[Extract to read]:
■ ■ ■ ■ ■ ■ ■

Reimar A.C. Schultze

Past Issues of the Call To Obedience

"Frugality"

By Pastor Reimar Schultze

God is a reckless giver!  He is looking for people who can be trusted to pass on what he gives them to bless others.

“Let all men know and perceive and recognize your unselfishness (your considerateness, your forbearing spirit). The Lord is near [He is coming soon].” Philippians 4:5 Amplified

The word frugality is an archaic word to most of us Americans.  But I want to assure you that it is still in modern dictionaries.  Here is my favorite definition of this word given by Dr. Dallas Willard, Professor of Philosophy at the University of Southern California : “In frugality, we abstain from using money for goods to our disposal in ways to merely gratify our desires or our hunger for status, glamour, or luxury” (page 168).

In this brilliant book, The Spirit of the Disciplines, Dr. Willard lists sixteen important disciplines the Christian is to consider to be a true follower of Jesus.  He mentions the following as disciplines of “engagement”: study, worship, celebration, service, prayer, fellowship, confession, and submission.  Then he lists the disciplines of “abstinence”: solitude, silence, fasting, chastity, secrecy, sacrifice, and frugality.

■ ■ ■ ■ ■ ■ ■

[Dataset content]:
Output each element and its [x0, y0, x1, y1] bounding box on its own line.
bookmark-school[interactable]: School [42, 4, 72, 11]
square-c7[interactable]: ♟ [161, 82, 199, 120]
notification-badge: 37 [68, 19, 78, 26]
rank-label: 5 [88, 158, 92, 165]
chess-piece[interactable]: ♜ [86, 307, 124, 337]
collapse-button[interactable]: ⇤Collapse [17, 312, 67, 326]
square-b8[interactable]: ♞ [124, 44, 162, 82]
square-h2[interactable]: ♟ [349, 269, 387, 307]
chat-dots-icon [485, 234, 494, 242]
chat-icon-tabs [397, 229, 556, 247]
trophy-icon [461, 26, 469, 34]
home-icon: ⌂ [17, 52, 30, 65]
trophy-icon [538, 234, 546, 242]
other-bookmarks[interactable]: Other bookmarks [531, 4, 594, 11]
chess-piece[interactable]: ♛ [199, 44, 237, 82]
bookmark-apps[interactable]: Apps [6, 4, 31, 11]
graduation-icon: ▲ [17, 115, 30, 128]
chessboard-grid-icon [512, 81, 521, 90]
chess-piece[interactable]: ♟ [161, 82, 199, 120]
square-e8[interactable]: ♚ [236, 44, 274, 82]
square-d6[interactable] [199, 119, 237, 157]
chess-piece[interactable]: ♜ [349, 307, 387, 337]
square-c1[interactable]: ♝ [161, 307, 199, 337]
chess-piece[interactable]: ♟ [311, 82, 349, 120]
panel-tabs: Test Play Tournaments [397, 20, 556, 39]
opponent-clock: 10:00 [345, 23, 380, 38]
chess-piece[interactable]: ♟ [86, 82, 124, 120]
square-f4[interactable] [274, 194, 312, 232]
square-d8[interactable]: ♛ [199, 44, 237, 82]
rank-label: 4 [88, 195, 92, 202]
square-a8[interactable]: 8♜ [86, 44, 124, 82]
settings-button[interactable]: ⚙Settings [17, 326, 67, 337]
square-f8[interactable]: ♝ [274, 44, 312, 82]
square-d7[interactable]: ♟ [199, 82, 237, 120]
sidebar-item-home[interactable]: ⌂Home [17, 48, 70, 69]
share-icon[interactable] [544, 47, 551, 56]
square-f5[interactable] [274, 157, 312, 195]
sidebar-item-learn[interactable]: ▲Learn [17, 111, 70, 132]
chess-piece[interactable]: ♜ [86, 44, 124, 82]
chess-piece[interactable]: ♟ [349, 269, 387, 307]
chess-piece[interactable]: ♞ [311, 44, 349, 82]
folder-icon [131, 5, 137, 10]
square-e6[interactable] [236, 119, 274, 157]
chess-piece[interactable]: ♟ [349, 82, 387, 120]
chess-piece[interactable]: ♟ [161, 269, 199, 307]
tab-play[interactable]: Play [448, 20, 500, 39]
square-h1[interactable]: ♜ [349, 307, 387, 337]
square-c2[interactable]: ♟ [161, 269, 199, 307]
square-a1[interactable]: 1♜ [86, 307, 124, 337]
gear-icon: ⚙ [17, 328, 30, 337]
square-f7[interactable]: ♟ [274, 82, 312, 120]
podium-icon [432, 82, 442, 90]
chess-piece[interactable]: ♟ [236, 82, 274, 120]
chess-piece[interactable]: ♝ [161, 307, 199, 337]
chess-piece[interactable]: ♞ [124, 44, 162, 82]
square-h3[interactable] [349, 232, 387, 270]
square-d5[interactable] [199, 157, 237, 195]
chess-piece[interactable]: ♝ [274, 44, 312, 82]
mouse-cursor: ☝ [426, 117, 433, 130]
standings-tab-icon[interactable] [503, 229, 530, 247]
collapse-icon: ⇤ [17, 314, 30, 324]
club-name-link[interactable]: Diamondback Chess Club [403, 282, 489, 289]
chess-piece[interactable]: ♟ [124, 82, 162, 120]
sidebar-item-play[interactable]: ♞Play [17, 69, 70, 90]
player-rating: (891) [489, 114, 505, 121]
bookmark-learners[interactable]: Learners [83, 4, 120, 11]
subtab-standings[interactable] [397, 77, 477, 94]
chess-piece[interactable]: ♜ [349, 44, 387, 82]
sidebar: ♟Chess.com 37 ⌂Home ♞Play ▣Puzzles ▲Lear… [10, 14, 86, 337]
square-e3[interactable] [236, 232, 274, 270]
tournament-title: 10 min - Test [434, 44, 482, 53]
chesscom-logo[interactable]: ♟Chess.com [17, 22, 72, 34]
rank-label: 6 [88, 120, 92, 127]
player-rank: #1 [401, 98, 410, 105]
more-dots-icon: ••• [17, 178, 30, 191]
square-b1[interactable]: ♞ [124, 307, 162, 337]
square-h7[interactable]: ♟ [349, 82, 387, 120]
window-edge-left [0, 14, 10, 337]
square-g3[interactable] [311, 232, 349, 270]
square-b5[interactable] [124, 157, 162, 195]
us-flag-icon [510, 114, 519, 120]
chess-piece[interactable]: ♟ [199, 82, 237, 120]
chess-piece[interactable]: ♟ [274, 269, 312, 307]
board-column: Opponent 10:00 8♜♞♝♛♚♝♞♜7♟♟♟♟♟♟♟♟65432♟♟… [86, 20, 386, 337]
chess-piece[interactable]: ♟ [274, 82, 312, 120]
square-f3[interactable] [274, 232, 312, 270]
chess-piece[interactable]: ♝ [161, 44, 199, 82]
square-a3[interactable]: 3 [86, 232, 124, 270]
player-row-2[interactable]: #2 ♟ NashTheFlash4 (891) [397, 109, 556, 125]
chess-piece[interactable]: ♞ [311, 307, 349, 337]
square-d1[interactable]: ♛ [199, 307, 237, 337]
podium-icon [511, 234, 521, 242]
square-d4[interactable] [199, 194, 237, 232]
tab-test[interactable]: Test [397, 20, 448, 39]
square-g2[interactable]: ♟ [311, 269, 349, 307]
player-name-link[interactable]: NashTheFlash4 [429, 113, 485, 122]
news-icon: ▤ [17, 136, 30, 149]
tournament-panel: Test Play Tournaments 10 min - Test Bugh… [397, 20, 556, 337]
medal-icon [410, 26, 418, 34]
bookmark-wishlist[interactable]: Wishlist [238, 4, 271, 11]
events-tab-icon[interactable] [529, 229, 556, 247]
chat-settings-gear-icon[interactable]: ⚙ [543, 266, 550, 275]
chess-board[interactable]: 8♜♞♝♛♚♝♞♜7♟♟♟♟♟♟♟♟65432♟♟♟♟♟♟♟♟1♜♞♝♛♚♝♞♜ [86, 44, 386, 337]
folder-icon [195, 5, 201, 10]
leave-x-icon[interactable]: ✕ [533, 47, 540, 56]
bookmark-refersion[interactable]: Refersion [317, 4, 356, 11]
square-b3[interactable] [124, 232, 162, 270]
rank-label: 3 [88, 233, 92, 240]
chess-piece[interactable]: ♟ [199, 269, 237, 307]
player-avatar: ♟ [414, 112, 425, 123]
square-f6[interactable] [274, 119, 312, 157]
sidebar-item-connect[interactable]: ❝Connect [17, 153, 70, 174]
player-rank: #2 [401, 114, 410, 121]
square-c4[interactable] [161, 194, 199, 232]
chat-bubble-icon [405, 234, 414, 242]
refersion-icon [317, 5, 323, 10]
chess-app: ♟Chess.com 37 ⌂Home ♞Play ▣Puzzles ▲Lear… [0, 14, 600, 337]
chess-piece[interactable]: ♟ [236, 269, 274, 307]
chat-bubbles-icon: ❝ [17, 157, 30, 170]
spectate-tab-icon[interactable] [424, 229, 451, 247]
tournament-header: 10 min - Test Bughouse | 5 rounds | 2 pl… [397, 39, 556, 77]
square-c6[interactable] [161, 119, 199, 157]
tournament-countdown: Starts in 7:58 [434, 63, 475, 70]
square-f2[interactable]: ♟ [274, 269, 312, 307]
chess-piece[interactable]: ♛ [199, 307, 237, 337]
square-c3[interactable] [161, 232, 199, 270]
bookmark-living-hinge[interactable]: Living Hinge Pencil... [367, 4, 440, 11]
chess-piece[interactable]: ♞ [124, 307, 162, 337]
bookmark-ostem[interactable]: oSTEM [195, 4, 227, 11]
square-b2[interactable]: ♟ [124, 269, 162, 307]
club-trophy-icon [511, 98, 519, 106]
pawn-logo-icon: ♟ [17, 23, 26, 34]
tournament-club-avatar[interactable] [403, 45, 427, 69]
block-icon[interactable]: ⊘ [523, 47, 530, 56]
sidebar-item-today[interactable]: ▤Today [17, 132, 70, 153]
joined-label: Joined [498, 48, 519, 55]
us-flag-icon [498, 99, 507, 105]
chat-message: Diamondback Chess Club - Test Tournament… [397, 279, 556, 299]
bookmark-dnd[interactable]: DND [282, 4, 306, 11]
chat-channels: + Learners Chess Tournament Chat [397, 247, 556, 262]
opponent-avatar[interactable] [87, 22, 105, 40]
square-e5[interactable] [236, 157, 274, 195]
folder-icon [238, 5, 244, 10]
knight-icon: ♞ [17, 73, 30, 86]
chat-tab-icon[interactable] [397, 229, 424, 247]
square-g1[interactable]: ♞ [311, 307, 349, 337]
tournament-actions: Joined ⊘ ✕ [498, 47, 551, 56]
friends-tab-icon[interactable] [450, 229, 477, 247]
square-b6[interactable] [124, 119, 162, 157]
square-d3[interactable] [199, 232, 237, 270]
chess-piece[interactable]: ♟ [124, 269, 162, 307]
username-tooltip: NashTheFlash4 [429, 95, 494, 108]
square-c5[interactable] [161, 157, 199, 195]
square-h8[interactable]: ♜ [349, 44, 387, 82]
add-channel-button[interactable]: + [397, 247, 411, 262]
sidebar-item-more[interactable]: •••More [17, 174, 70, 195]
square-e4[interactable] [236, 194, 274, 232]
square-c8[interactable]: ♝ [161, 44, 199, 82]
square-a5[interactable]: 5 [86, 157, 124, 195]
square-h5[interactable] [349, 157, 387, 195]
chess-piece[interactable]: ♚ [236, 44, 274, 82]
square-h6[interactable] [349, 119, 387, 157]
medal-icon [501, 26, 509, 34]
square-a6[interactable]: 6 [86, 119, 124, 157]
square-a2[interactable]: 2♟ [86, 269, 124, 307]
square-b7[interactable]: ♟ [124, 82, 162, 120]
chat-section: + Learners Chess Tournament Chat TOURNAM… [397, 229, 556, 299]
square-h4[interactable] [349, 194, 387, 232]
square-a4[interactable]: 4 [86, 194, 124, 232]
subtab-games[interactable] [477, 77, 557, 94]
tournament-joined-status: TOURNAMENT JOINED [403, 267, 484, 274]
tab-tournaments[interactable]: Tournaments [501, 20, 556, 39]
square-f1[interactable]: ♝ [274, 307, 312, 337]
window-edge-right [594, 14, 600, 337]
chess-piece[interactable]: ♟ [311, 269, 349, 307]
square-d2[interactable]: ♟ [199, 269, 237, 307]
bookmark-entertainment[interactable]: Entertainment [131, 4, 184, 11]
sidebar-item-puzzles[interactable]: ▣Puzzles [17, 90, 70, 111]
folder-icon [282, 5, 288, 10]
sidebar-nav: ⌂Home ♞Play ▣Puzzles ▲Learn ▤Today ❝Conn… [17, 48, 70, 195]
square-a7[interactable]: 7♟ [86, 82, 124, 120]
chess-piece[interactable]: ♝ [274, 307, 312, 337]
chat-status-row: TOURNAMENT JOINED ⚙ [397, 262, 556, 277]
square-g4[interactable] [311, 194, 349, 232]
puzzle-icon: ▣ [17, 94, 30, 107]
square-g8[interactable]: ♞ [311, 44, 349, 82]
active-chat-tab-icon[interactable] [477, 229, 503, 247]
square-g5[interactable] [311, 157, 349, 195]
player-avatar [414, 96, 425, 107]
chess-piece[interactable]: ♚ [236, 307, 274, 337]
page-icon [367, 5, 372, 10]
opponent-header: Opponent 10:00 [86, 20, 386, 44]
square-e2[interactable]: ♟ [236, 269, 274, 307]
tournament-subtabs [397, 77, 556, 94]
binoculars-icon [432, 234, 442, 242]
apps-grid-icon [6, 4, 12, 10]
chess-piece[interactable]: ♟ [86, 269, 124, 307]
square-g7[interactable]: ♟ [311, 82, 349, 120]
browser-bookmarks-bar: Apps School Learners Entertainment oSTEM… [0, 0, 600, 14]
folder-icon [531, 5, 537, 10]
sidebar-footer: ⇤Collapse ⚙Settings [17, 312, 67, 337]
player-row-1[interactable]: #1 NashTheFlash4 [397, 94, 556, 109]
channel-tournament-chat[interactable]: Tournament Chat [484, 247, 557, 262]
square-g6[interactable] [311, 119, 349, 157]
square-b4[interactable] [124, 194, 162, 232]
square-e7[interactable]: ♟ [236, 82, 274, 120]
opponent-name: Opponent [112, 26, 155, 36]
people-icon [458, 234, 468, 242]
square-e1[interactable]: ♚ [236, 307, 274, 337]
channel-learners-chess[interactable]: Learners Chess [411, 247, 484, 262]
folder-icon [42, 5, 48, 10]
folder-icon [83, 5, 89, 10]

■ ■ ■ ■ ■ ■ ■

[Exercises]:
• A. Write out the stretch of the piece on frugality from "In this brilliant" through "sacrifice, and frugality.".
• B. Answer these questions from the piece on frugality:
(i) Which Bible verse is quoted, and in what version?
(ii) What position does Dallas Willard hold, and at which university?
(iii) In which book does Willard list the disciplines?
• C. Carry on the piece on frugality from where it stops.

[Answers for the exercise]:
• A.
In this brilliant book, The Spirit of the Disciplines, Dr. Willard lists sixteen important disciplines the Christian is to consider to be a true follower of Jesus.  He mentions the following as disciplines of “engagement”: study, worship, celebration, service, prayer, fellowship, confession, and submission.  Then he lists the disciplines of “abstinence”: solitude, silence, fasting, chastity, secrecy, sacrifice, and frugality.

• B.
(i) Philippians 4:5, in the Amplified version.
(ii) Professor of Philosophy at the University of Southern California.
(iii) The Spirit of the Disciplines.

• C.
It goes without saying that Jesus engaged in all of these disciplines.  Jesus’ success in his spiritual mission depended on a) the power of God, b) Jesus’ utter dependence on that power, plus c) his exercise of these disciplines.  If you would like to question whether Jesus could have succeeded to become the spotless Lamb of God without these disciplines—think twice.  Do you really believe that Jesus could have lived without prayer at the beginning of each day and throughout the day, and keep his heart pure?  Do you really think that he could have defeated the devil at the beginning of his ministry without first having fasted for forty days?  Do you really think that Jesus could have put down the Pharisees, scribes, and lawyers every single time had he not memorized vast passages of Scripture?  We are in the same battle, fighting the same enemy as our Lord did.  What makes us think that we, by just having been converted, can win without giving ourselves to the same commitment in discipleship as Jesus did? 

Yet, this mistaken idea that once we have our conversion in our pocket, we can be spiritually sloppy and still receive a crown of life is as old as Paul’s Corinthian letters.  There is a race to be run for every Christian.  No Christian is called to sit on the bleachers to encourage others to run.  All must run!  There are bleachers in heaven—“...we also are compassed about with so great a cloud of witnesses” (Heb. 12:1)—but there are none on earth for God’s dear people.

“Know ye not that they which run in a race run all, but one receiveth the prize? So run, that ye may obtain.  And every man that striveth for the mastery is temperate in all things. Now they do it to obtain a corruptible crown; but we an incorruptible.  I therefore so run, not as uncertainly; so fight I, not as one that beateth the air: But I keep under my body, and bring it into subjection: lest that by any means, when I have preached to others, I myself should be a castaway” (1 Cor. 9:24–27).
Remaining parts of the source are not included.